- **REQUIREMENTS**:
Return an exact copy of the lines from the one holding "Serialize everything readable" to the end of the data, including both the starting and final lines. Leave the pictures out.

───── GIVEN RECORDS

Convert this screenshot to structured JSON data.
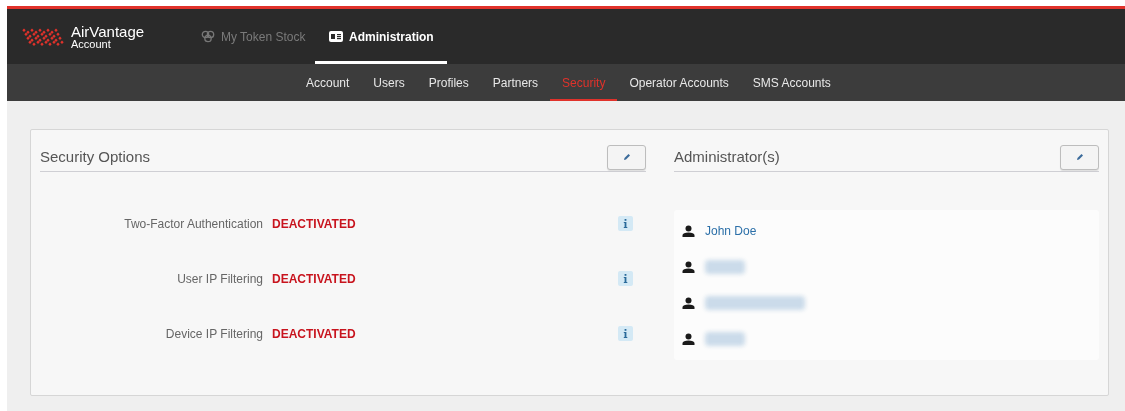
{
  "brand": {
    "name": "AirVantage",
    "sub": "Account"
  },
  "top_nav": [
    {
      "label": "My Token Stock",
      "kind": "tokens",
      "selected": false
    },
    {
      "label": "Administration",
      "kind": "card",
      "selected": true
    }
  ],
  "sub_nav": [
    {
      "label": "Account",
      "selected": false
    },
    {
      "label": "Users",
      "selected": false
    },
    {
      "label": "Profiles",
      "selected": false
    },
    {
      "label": "Partners",
      "selected": false
    },
    {
      "label": "Security",
      "selected": true
    },
    {
      "label": "Operator Accounts",
      "selected": false
    },
    {
      "label": "SMS Accounts",
      "selected": false
    }
  ],
  "security_options": {
    "title": "Security Options",
    "options": [
      {
        "label": "Two-Factor Authentication",
        "status": "DEACTIVATED",
        "active": false
      },
      {
        "label": "User IP Filtering",
        "status": "DEACTIVATED",
        "active": false
      },
      {
        "label": "Device IP Filtering",
        "status": "DEACTIVATED",
        "active": false
      }
    ]
  },
  "administrators": {
    "title": "Administrator(s)",
    "items": [
      {
        "kind": "name",
        "name": "John Doe"
      },
      {
        "kind": "redacted"
      },
      {
        "kind": "redacted"
      },
      {
        "kind": "redacted"
      }
    ]
  }
}
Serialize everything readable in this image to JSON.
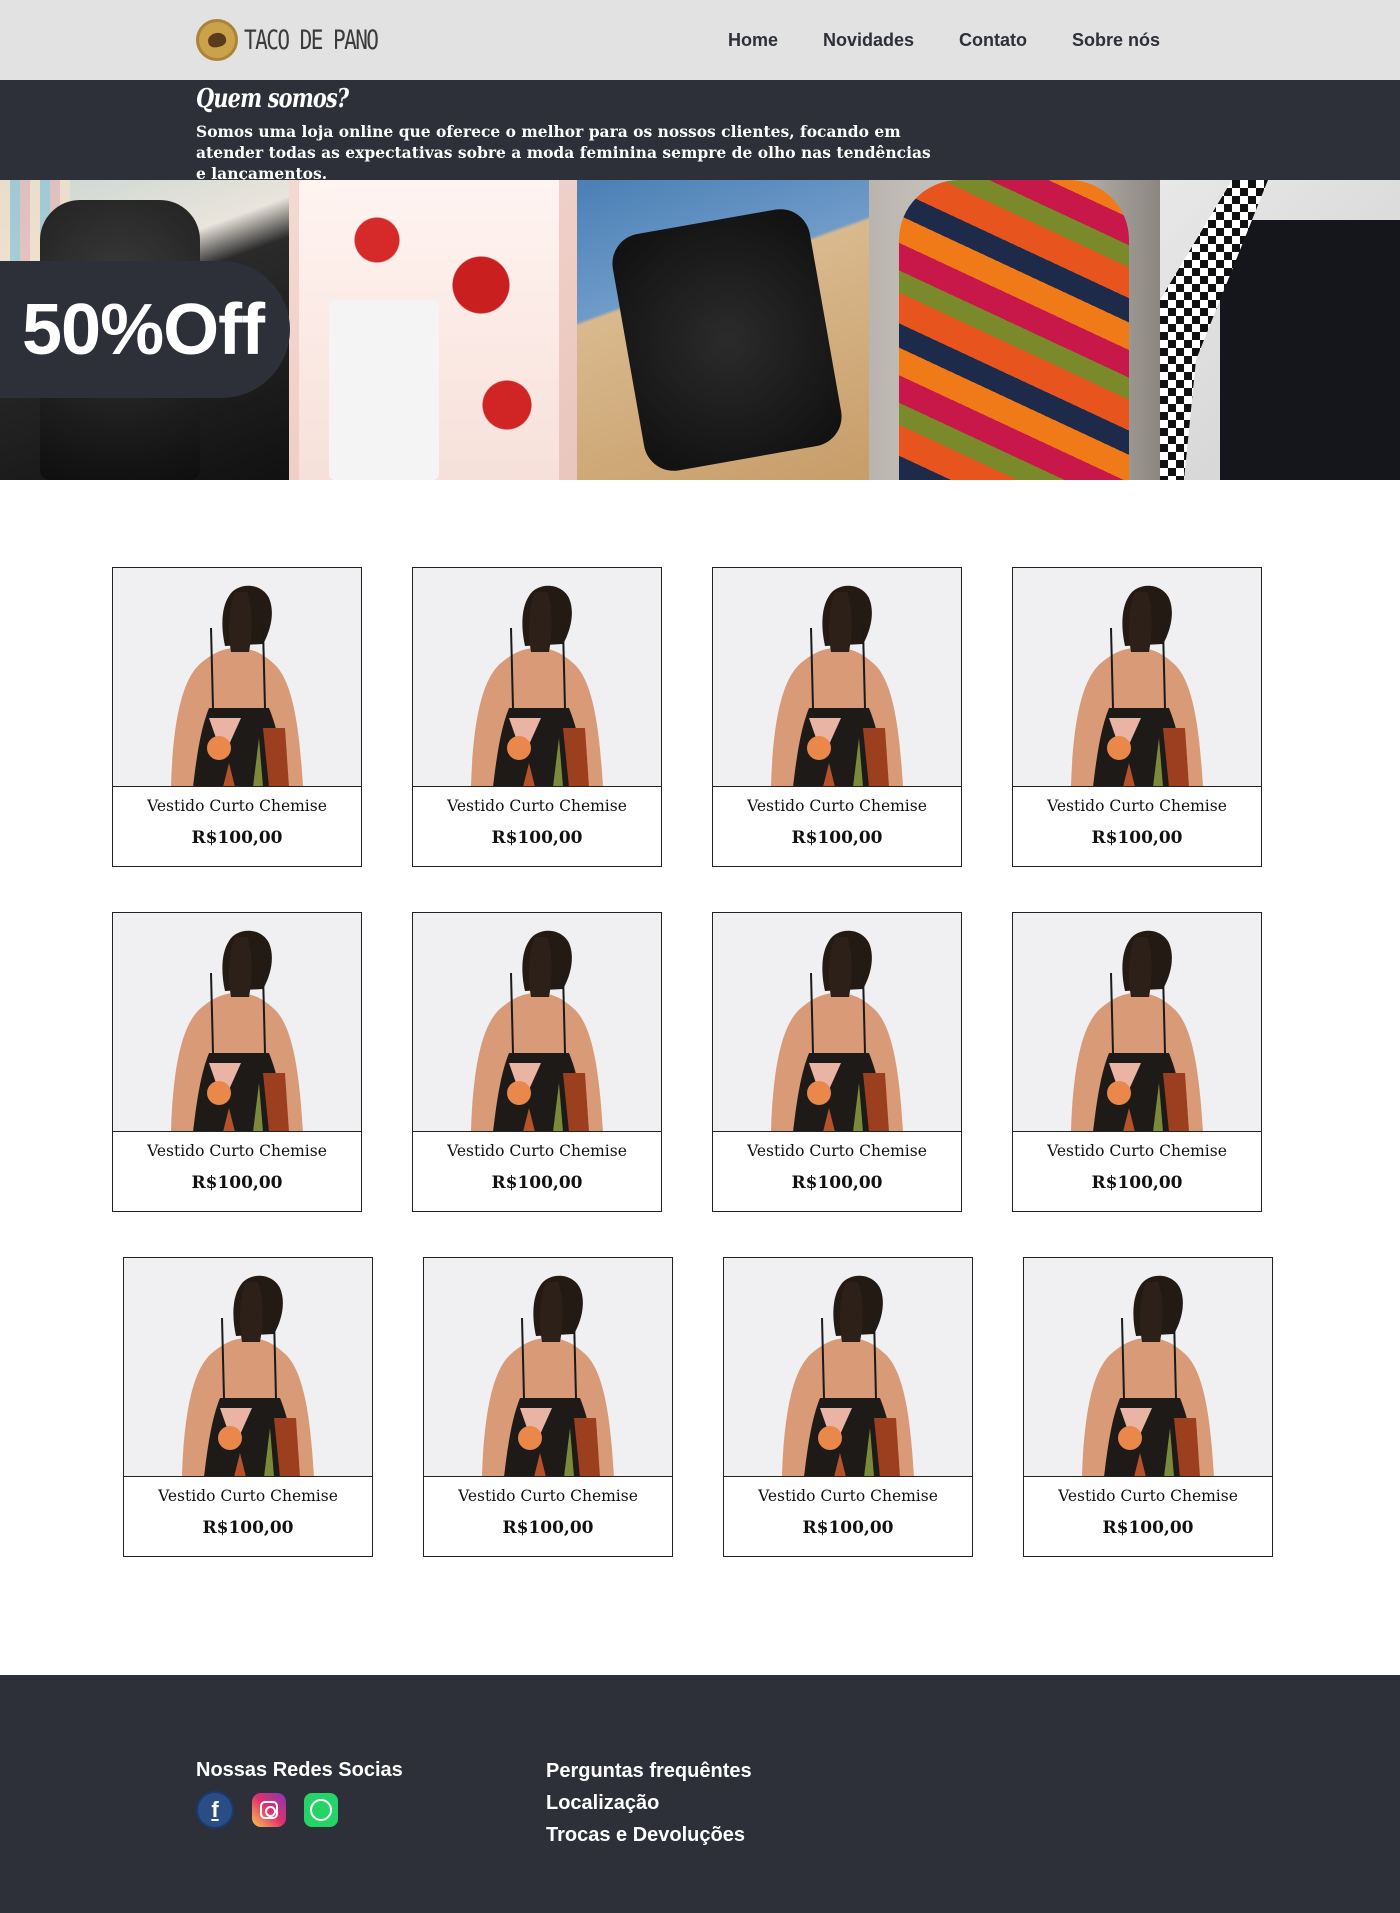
{
  "header": {
    "logo_text": "TACO DE PANO",
    "nav": [
      "Home",
      "Novidades",
      "Contato",
      "Sobre nós"
    ]
  },
  "about": {
    "title": "Quem somos?",
    "text": "Somos uma loja online que oferece o melhor para os nossos clientes, focando em atender todas as expectativas sobre a moda feminina sempre de olho nas tendências e lançamentos."
  },
  "banner": {
    "badge": "50%Off"
  },
  "products": [
    {
      "name": "Vestido Curto Chemise",
      "price": "R$100,00"
    },
    {
      "name": "Vestido Curto Chemise",
      "price": "R$100,00"
    },
    {
      "name": "Vestido Curto Chemise",
      "price": "R$100,00"
    },
    {
      "name": "Vestido Curto Chemise",
      "price": "R$100,00"
    },
    {
      "name": "Vestido Curto Chemise",
      "price": "R$100,00"
    },
    {
      "name": "Vestido Curto Chemise",
      "price": "R$100,00"
    },
    {
      "name": "Vestido Curto Chemise",
      "price": "R$100,00"
    },
    {
      "name": "Vestido Curto Chemise",
      "price": "R$100,00"
    },
    {
      "name": "Vestido Curto Chemise",
      "price": "R$100,00"
    },
    {
      "name": "Vestido Curto Chemise",
      "price": "R$100,00"
    },
    {
      "name": "Vestido Curto Chemise",
      "price": "R$100,00"
    },
    {
      "name": "Vestido Curto Chemise",
      "price": "R$100,00"
    }
  ],
  "footer": {
    "social_title": "Nossas Redes Socias",
    "social_icons": [
      "facebook-icon",
      "instagram-icon",
      "whatsapp-icon"
    ],
    "links": [
      "Perguntas frequêntes",
      "Localização",
      "Trocas e Devoluções"
    ]
  },
  "colors": {
    "dark": "#2d3039",
    "header_bg": "#e2e2e2"
  }
}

──────────

- **EXERCISE OUTPUT**:
Serialize everything readable in this image to JSON.
{
  "header": {
    "logo_text": "TACO DE PANO",
    "nav": [
      "Home",
      "Novidades",
      "Contato",
      "Sobre nós"
    ]
  },
  "about": {
    "title": "Quem somos?",
    "text": "Somos uma loja online que oferece o melhor para os nossos clientes, focando em atender todas as expectativas sobre a moda feminina sempre de olho nas tendências e lançamentos."
  },
  "banner": {
    "badge": "50%Off"
  },
  "products": [
    {
      "name": "Vestido Curto Chemise",
      "price": "R$100,00"
    },
    {
      "name": "Vestido Curto Chemise",
      "price": "R$100,00"
    },
    {
      "name": "Vestido Curto Chemise",
      "price": "R$100,00"
    },
    {
      "name": "Vestido Curto Chemise",
      "price": "R$100,00"
    },
    {
      "name": "Vestido Curto Chemise",
      "price": "R$100,00"
    },
    {
      "name": "Vestido Curto Chemise",
      "price": "R$100,00"
    },
    {
      "name": "Vestido Curto Chemise",
      "price": "R$100,00"
    },
    {
      "name": "Vestido Curto Chemise",
      "price": "R$100,00"
    },
    {
      "name": "Vestido Curto Chemise",
      "price": "R$100,00"
    },
    {
      "name": "Vestido Curto Chemise",
      "price": "R$100,00"
    },
    {
      "name": "Vestido Curto Chemise",
      "price": "R$100,00"
    },
    {
      "name": "Vestido Curto Chemise",
      "price": "R$100,00"
    }
  ],
  "footer": {
    "social_title": "Nossas Redes Socias",
    "social_icons": [
      "facebook-icon",
      "instagram-icon",
      "whatsapp-icon"
    ],
    "links": [
      "Perguntas frequêntes",
      "Localização",
      "Trocas e Devoluções"
    ]
  },
  "colors": {
    "dark": "#2d3039",
    "header_bg": "#e2e2e2"
  }
}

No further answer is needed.